The whole point of picture in picture is to _allow _YOU to see what everyone who is at the arena or watching on Fite see's when they are in a commercial. It is not crucial to the show. If it was it wouldn't be IN THE FUCKING COMMERCIAL SEGMENTS! You are not entitled to see it if you are watching at home but AEW has extended that courtesy so you can. 

Some of you people are some of the most entitled group people I have ever known.


----------



## rbl85 (Nov 21, 2017)

ripcitydisciple said:


> The whole point of picture in picture is to _allow _YOU to see what everyone who is at the arena or watching on Fite see's when they are in a commercial. It is not crucial to the show. If it was it wouldn't be IN THE FUCKING COMMERCIAL SEGMENTS! You are not entitled to see it if you are watching at home but AEW has extended that courtesy so you can.
> 
> Some of you people are some of the most entitled group people I have ever known.


That's the problem with wrestling fans, they always want more and are never happy with what they got.


----------



## shandcraig (Mar 23, 2008)

ripcitydisciple said:


> The whole point of picture in picture is to _allow _YOU to see what everyone who is at the arena or watching on Fite see's when they are in a commercial. It is not crucial to the show. If it was it wouldn't be IN THE FUCKING COMMERCIAL SEGMENTS! You are not entitled to see it if you are watching at home but AEW has extended that courtesy so you can.
> 
> Some of you people are some of the most entitled group people I have ever known.



You missed my point. I understand the point But theres a different between picture in picture happening during a match compared to it happening during segments and talking. That was my point, So chill the fuck out and try to understand what i was referring to instead of getting all hot and caps sensitive.

> **Exercise 1**
Arrange the entries as a numbered list, from their first line through the line containing "- site-title: Εθνικό", leaving out any blank lines.
The text and the entries have no connection to each other.

> **Records to process**
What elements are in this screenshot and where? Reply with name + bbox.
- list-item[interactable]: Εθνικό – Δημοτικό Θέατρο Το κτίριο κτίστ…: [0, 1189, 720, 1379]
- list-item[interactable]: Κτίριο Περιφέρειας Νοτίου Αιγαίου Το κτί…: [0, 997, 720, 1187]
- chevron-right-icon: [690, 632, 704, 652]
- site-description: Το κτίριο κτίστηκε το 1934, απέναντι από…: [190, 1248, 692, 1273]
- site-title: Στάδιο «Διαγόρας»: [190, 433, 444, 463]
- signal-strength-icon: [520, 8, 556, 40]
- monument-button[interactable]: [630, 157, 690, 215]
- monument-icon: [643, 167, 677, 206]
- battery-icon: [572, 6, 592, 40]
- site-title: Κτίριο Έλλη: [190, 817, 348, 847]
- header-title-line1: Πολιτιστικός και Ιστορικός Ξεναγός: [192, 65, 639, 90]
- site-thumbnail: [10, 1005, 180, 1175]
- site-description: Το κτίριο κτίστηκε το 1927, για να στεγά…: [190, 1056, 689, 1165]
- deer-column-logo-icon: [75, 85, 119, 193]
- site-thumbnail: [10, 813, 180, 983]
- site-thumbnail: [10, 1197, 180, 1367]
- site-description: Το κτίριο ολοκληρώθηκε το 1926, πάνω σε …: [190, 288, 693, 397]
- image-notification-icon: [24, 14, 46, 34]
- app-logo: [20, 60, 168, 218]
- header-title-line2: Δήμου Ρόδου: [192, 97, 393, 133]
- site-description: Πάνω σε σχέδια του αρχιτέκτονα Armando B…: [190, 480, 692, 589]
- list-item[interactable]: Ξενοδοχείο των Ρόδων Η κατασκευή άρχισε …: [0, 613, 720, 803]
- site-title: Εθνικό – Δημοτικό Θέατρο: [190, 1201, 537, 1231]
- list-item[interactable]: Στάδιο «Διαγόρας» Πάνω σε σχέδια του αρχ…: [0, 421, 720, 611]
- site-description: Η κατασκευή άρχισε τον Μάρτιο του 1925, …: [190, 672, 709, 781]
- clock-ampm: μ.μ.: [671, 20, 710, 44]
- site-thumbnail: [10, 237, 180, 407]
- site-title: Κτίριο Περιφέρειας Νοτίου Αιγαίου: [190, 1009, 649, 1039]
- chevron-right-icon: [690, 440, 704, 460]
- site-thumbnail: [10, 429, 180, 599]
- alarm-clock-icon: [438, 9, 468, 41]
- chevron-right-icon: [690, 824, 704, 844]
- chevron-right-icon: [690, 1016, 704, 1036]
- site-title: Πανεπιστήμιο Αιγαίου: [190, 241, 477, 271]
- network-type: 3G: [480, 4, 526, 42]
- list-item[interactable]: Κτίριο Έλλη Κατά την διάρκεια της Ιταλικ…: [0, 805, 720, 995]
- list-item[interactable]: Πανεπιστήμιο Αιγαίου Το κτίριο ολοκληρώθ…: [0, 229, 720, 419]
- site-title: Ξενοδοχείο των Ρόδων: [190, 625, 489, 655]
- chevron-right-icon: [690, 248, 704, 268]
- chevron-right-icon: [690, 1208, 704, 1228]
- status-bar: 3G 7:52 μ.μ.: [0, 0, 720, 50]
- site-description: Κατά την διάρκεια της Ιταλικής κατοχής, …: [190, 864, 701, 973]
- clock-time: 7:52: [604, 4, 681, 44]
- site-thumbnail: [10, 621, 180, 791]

> **Exercise 2**
Decide whether each statement agrees with the forum thread, answering yes or no and quoting the deciding words: (a) shandcraig distinguishes picture in picture during a match from picture in picture during segments and talking. (b) rbl85's header shows the date Mar 23, 2008. (c) ripcitydisciple says picture in picture is crucial to the show.

> **Expected output 1**
1. What elements are in this screenshot and where? Reply with name + bbox.
2. - list-item[interactable]: Εθνικό – Δημοτικό Θέατρο Το κτίριο κτίστ…: [0, 1189, 720, 1379]
3. - list-item[interactable]: Κτίριο Περιφέρειας Νοτίου Αιγαίου Το κτί…: [0, 997, 720, 1187]
4. - chevron-right-icon: [690, 632, 704, 652]
5. - site-description: Το κτίριο κτίστηκε το 1934, απέναντι από…: [190, 1248, 692, 1273]
6. - site-title: Στάδιο «Διαγόρας»: [190, 433, 444, 463]
7. - signal-strength-icon: [520, 8, 556, 40]
8. - monument-button[interactable]: [630, 157, 690, 215]
9. - monument-icon: [643, 167, 677, 206]
10. - battery-icon: [572, 6, 592, 40]
11. - site-title: Κτίριο Έλλη: [190, 817, 348, 847]
12. - header-title-line1: Πολιτιστικός και Ιστορικός Ξεναγός: [192, 65, 639, 90]
13. - site-thumbnail: [10, 1005, 180, 1175]
14. - site-description: Το κτίριο κτίστηκε το 1927, για να στεγά…: [190, 1056, 689, 1165]
15. - deer-column-logo-icon: [75, 85, 119, 193]
16. - site-thumbnail: [10, 813, 180, 983]
17. - site-thumbnail: [10, 1197, 180, 1367]
18. - site-description: Το κτίριο ολοκληρώθηκε το 1926, πάνω σε …: [190, 288, 693, 397]
19. - image-notification-icon: [24, 14, 46, 34]
20. - app-logo: [20, 60, 168, 218]
21. - header-title-line2: Δήμου Ρόδου: [192, 97, 393, 133]
22. - site-description: Πάνω σε σχέδια του αρχιτέκτονα Armando B…: [190, 480, 692, 589]
23. - list-item[interactable]: Ξενοδοχείο των Ρόδων Η κατασκευή άρχισε …: [0, 613, 720, 803]
24. - site-title: Εθνικό – Δημοτικό Θέατρο: [190, 1201, 537, 1231]

> **Expected output 2**
(a) Yes: "theres a different between picture in picture happening during a match compared to it happening during segments and talking"
(b) No: "rbl85 (Nov 21, 2017)"
(c) No: "It is not crucial to the show."